Problem to work on: Below are some records. Say in a single number how many of their lines include the word "this".

*****

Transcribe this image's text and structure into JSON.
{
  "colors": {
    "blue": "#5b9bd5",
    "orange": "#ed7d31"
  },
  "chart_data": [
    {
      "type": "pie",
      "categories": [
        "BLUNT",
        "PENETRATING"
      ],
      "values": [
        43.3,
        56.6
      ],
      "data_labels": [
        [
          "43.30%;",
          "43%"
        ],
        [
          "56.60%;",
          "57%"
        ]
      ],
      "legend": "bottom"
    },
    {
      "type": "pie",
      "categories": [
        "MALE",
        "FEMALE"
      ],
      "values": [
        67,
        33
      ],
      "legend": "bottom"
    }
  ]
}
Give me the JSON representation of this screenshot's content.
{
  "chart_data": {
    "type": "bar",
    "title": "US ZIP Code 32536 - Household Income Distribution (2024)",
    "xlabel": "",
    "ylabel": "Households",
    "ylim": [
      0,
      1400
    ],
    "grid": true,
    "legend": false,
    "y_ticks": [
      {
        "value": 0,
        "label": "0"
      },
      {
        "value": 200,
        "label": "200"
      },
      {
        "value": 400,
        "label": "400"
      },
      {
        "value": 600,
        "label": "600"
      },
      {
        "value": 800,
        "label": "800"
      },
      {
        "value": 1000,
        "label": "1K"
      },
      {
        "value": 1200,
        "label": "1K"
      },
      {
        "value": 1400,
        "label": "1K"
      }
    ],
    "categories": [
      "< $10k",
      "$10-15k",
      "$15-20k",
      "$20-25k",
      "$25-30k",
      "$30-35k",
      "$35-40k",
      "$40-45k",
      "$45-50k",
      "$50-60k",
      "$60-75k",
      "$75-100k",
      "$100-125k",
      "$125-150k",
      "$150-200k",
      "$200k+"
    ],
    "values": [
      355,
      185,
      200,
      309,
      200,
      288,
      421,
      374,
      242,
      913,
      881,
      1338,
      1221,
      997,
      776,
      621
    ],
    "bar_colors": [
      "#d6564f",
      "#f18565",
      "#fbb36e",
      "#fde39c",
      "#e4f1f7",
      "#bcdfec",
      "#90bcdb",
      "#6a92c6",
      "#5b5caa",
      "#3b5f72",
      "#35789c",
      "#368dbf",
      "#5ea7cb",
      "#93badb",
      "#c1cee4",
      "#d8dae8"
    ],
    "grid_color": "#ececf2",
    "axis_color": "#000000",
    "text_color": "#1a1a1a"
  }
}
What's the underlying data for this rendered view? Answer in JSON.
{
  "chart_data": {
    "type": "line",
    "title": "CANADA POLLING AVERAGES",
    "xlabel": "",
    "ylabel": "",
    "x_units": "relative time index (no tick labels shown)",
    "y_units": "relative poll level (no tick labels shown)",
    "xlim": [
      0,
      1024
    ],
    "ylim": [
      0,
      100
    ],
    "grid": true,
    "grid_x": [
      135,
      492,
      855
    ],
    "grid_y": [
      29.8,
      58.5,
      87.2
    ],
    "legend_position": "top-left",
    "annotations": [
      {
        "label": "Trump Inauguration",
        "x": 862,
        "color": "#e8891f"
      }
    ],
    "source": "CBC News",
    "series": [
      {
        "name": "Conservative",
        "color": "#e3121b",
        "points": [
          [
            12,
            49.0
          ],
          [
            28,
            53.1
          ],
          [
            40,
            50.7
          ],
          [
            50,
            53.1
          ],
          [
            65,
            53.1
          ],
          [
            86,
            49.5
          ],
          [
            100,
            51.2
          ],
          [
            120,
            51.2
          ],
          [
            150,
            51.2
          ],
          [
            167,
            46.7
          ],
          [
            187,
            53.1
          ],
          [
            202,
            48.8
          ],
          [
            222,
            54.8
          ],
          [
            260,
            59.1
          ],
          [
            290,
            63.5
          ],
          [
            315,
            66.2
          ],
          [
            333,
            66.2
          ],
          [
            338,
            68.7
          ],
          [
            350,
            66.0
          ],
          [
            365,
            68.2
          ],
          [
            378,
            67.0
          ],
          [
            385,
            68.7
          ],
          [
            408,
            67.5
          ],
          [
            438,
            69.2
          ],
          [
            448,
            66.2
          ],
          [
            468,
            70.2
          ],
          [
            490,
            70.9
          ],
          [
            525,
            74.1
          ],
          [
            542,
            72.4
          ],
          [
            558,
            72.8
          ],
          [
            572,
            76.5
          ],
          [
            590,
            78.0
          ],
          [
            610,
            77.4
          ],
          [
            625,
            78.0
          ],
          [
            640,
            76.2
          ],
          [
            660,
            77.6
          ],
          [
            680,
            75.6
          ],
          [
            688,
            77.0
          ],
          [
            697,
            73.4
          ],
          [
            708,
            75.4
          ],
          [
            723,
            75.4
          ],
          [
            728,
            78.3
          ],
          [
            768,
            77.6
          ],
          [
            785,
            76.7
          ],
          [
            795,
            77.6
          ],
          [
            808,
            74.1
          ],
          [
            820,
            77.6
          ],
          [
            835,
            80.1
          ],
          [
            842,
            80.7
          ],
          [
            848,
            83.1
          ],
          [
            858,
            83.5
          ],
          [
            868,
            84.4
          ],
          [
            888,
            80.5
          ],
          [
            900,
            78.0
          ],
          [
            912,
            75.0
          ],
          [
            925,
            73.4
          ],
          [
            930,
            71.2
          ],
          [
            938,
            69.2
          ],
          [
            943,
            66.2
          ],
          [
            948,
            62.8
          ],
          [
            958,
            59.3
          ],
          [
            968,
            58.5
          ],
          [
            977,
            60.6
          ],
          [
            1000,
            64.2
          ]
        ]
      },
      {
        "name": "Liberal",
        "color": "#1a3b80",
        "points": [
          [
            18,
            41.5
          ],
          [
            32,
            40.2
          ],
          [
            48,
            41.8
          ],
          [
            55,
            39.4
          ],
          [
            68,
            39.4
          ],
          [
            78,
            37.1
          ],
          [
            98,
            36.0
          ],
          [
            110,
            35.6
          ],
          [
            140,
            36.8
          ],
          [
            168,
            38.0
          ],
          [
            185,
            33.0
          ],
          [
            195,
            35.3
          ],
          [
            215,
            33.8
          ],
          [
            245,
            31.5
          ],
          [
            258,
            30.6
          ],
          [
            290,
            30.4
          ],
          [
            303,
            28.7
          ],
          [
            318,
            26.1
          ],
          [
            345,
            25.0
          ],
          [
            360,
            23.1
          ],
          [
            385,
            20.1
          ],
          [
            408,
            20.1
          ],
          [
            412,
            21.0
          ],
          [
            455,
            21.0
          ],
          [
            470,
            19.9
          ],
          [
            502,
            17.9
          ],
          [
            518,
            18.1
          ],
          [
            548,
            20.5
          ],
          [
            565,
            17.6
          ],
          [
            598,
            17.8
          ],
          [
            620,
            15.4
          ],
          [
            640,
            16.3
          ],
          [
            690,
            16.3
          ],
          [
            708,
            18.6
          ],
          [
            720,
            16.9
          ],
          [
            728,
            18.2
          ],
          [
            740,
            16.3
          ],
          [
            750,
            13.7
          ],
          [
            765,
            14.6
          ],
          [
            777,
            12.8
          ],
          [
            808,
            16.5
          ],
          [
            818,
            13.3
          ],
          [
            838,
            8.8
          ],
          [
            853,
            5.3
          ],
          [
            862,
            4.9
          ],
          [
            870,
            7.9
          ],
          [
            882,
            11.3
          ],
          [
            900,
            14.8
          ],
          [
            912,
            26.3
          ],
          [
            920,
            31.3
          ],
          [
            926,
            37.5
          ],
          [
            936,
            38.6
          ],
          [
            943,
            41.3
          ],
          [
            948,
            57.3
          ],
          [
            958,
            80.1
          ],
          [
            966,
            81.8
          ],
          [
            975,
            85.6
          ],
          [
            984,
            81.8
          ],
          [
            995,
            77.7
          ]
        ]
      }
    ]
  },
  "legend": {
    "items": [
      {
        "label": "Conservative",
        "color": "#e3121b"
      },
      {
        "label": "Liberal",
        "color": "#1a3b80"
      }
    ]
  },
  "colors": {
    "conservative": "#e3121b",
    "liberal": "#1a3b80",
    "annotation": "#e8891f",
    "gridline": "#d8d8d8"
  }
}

*****

Answer in full: 3